## WHAT IS REQUIRED
Every record below should be transcribed exactly. Omit the images.

## DATASET EXCERPTS
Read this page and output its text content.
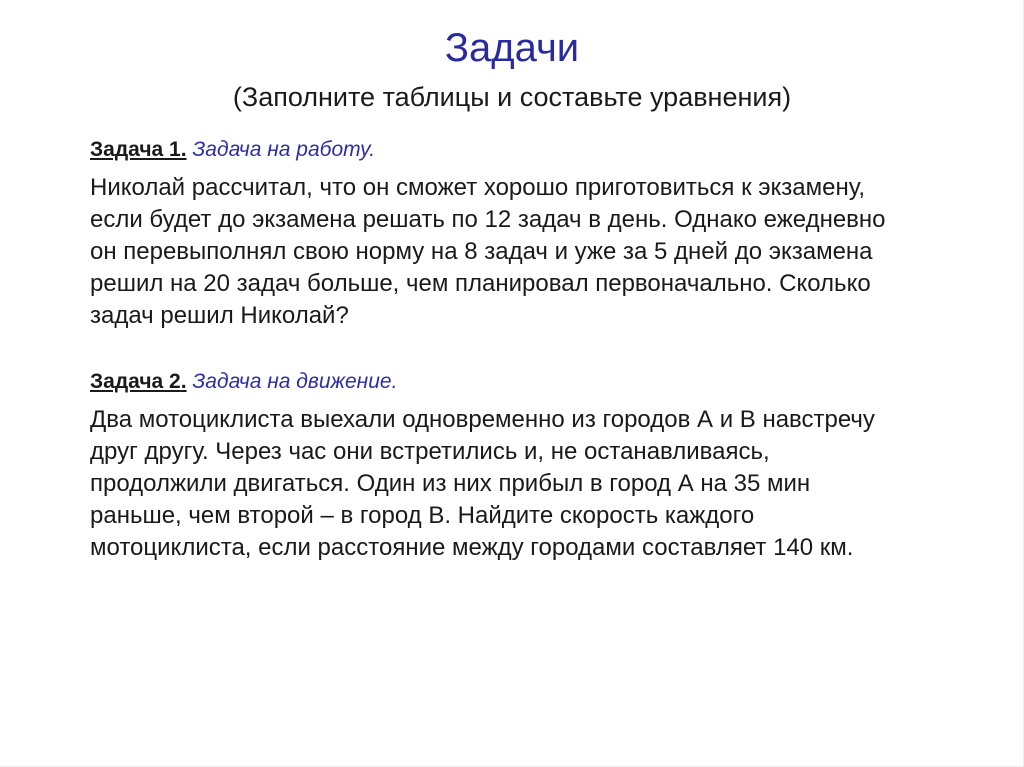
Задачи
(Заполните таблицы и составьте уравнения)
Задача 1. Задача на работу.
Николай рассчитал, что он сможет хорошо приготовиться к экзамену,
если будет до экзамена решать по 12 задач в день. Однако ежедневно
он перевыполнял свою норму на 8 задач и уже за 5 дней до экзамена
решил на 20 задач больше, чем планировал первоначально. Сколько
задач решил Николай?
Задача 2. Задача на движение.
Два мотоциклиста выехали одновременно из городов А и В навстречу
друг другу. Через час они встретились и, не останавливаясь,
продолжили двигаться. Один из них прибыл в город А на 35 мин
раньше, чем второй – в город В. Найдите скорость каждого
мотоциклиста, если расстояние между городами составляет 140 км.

## ANSWER BELOW
Read this page and output its text content.
Задачи
(Заполните таблицы и составьте уравнения)
Задача 1. Задача на работу.
Николай рассчитал, что он сможет хорошо приготовиться к экзамену,
если будет до экзамена решать по 12 задач в день. Однако ежедневно
он перевыполнял свою норму на 8 задач и уже за 5 дней до экзамена
решил на 20 задач больше, чем планировал первоначально. Сколько
задач решил Николай?
Задача 2. Задача на движение.
Два мотоциклиста выехали одновременно из городов А и В навстречу
друг другу. Через час они встретились и, не останавливаясь,
продолжили двигаться. Один из них прибыл в город А на 35 мин
раньше, чем второй – в город В. Найдите скорость каждого
мотоциклиста, если расстояние между городами составляет 140 км.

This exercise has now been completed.